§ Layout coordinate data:
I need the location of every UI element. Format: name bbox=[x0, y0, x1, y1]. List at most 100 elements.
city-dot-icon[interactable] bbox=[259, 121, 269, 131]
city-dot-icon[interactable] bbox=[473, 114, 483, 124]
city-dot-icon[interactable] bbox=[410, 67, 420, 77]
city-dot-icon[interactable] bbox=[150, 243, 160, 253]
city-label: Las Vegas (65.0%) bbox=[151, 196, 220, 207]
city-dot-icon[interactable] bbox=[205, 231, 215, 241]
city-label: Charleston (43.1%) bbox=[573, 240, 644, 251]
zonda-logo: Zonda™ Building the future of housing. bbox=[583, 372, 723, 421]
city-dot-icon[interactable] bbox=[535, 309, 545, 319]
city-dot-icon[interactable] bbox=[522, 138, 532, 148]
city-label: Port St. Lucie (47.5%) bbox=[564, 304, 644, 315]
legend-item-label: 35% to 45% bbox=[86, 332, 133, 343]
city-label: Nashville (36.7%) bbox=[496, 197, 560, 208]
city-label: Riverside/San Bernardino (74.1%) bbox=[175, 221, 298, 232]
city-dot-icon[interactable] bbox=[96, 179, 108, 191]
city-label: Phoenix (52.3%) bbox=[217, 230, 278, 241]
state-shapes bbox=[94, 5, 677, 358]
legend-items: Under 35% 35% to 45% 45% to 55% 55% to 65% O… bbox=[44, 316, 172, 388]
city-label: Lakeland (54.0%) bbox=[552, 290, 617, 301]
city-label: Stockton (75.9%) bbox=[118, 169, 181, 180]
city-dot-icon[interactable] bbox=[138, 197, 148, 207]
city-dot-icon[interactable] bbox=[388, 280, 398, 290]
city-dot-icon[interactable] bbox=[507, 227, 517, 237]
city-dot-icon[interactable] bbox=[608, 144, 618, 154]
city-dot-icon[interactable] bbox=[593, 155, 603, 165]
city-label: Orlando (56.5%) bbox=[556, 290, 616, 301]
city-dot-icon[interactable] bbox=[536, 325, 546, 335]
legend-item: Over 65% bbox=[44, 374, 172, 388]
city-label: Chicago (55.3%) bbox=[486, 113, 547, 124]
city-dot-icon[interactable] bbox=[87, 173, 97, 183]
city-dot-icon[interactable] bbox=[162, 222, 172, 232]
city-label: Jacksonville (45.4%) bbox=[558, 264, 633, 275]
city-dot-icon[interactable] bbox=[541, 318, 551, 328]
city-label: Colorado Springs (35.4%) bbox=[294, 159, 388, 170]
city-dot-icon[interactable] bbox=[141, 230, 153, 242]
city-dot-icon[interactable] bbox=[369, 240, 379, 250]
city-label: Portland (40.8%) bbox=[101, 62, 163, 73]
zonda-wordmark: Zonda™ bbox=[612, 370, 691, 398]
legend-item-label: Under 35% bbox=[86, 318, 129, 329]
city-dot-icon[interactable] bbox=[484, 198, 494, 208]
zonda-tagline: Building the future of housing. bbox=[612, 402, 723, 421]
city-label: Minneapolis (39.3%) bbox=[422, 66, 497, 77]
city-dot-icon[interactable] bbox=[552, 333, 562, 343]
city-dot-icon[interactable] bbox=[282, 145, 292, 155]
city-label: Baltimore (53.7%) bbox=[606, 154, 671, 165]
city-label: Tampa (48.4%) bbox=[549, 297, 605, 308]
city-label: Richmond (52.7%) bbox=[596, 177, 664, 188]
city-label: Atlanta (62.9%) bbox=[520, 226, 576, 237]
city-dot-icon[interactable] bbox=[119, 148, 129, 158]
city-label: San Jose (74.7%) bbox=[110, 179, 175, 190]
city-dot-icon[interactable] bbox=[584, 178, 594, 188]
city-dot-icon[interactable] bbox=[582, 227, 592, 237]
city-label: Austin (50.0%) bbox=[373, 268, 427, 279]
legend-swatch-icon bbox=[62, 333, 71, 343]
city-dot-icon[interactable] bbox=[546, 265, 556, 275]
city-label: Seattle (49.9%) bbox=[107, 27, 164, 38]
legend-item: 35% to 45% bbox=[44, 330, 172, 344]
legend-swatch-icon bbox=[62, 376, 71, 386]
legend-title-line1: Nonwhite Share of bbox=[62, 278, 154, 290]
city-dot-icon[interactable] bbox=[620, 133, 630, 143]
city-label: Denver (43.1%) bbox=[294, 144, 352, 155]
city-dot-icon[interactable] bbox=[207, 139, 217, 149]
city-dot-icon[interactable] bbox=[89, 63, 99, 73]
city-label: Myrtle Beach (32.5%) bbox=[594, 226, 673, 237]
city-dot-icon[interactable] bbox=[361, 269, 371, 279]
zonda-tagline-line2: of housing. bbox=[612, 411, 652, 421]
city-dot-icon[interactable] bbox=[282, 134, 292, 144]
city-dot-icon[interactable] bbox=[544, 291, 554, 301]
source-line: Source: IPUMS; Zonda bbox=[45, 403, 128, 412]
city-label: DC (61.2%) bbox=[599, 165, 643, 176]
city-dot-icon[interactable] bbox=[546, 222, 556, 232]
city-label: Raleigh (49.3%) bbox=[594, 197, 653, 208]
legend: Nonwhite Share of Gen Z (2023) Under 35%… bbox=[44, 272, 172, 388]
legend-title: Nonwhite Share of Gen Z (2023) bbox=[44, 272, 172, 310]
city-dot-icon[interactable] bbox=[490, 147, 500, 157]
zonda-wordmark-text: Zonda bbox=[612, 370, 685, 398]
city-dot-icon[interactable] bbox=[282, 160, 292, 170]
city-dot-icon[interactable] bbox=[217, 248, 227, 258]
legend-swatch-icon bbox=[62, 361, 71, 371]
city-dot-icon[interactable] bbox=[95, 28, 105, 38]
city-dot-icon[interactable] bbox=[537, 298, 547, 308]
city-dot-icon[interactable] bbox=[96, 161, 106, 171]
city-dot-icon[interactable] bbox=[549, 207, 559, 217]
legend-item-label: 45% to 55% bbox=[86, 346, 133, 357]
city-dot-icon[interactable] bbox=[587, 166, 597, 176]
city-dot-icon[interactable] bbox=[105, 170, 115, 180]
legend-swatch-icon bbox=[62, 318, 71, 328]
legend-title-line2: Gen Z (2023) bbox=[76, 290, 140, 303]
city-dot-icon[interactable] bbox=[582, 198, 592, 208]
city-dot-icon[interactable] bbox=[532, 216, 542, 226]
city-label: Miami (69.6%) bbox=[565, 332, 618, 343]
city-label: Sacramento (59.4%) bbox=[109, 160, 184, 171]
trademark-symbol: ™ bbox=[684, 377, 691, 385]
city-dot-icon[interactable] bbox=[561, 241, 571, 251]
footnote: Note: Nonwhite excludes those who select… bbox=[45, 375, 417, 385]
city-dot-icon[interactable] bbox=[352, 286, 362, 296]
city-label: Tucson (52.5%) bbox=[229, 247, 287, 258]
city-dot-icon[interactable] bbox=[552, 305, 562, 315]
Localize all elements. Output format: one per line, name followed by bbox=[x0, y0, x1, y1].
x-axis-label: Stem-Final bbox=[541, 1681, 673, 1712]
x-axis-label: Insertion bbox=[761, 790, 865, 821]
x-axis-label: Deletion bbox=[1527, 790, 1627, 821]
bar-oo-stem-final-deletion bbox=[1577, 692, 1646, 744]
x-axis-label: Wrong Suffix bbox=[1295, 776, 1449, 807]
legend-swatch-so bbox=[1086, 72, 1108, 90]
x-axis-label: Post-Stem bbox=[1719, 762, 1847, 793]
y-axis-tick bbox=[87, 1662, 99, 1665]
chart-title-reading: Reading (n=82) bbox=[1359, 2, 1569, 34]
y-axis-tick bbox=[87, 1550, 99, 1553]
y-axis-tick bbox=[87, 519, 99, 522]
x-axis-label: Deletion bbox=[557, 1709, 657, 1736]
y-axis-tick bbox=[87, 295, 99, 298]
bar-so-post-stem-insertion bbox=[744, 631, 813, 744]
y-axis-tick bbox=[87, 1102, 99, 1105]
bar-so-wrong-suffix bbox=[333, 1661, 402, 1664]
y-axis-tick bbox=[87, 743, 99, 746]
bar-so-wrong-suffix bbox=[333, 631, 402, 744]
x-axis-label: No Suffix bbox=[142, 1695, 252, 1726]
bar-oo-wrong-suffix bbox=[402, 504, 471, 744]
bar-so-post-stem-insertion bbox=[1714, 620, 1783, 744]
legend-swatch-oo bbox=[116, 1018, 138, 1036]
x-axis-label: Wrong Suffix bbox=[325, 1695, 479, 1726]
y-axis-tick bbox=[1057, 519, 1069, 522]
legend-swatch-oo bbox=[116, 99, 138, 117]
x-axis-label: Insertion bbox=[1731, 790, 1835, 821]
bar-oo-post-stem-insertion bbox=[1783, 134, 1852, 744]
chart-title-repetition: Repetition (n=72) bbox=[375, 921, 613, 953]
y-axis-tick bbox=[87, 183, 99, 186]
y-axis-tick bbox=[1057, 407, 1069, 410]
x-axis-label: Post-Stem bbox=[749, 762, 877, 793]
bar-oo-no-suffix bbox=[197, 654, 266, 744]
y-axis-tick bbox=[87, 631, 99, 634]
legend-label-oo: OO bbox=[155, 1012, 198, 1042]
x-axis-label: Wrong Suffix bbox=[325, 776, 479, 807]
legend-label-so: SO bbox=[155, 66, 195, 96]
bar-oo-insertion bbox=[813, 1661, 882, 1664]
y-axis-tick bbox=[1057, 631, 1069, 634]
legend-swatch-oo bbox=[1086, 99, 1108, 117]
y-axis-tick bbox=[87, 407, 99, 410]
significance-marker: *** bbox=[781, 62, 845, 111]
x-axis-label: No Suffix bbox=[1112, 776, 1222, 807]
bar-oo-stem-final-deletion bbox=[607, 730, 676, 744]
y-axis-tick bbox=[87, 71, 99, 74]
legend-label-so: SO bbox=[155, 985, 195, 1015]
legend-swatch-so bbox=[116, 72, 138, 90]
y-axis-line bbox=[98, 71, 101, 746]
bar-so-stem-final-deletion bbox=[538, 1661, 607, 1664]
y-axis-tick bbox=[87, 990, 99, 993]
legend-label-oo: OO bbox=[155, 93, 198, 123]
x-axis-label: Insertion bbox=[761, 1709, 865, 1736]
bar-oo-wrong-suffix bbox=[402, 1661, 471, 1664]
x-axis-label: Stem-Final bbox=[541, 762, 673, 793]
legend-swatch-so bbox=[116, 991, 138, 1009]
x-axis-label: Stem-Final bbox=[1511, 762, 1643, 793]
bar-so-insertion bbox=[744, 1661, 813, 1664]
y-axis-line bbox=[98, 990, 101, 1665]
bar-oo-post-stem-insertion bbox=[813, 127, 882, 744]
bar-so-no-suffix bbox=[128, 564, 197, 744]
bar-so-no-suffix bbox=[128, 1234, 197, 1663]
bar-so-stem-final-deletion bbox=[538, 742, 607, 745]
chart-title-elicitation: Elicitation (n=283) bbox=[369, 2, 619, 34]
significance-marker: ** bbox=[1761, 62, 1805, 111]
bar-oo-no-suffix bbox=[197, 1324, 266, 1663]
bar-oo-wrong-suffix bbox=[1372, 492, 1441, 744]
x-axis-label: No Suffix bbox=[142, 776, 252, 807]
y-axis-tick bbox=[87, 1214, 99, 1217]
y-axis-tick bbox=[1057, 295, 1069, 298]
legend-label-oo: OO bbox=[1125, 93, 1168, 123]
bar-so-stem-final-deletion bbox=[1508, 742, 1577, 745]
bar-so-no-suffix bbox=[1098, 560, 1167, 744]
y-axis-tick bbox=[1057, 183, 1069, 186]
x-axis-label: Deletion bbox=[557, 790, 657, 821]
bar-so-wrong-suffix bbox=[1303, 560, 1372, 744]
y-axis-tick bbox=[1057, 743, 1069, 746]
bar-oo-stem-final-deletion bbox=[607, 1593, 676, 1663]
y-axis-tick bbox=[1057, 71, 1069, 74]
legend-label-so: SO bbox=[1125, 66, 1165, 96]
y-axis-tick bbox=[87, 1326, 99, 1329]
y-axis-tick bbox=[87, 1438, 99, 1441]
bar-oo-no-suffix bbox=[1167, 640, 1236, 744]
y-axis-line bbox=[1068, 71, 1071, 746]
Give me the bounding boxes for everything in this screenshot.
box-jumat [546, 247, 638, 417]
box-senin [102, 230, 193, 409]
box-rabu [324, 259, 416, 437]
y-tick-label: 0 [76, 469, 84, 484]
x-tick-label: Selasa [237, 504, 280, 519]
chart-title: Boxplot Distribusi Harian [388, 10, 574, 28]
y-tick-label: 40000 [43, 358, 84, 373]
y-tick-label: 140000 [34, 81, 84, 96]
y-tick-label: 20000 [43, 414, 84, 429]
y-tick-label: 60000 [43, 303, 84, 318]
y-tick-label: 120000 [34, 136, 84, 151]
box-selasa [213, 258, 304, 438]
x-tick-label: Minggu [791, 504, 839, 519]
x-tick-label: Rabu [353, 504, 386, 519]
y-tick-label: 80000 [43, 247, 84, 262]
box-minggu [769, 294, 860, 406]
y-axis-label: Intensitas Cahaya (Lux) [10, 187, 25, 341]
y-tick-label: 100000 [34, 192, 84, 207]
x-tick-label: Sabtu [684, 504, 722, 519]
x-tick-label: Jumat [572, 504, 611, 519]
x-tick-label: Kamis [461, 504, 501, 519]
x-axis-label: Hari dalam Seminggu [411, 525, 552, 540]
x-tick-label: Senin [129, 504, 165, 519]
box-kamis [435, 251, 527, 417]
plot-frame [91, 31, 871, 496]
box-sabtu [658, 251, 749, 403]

§ WHAT THE TASK REQUIRES: Output the entries from the very beginning up to and including the line containing "city-label: Charleston (43.1%)" as a JSON list of strings, one string per line, with blank lines omitted.

§ TASK ANSWER:
[
  "I need the location of every UI element. Format: name bbox=[x0, y0, x1, y1]. List at most 100 elements.",
  "city-dot-icon[interactable] bbox=[259, 121, 269, 131]",
  "city-dot-icon[interactable] bbox=[473, 114, 483, 124]",
  "city-dot-icon[interactable] bbox=[410, 67, 420, 77]",
  "city-dot-icon[interactable] bbox=[150, 243, 160, 253]",
  "city-label: Las Vegas (65.0%) bbox=[151, 196, 220, 207]",
  "city-dot-icon[interactable] bbox=[205, 231, 215, 241]",
  "city-label: Charleston (43.1%) bbox=[573, 240, 644, 251]"
]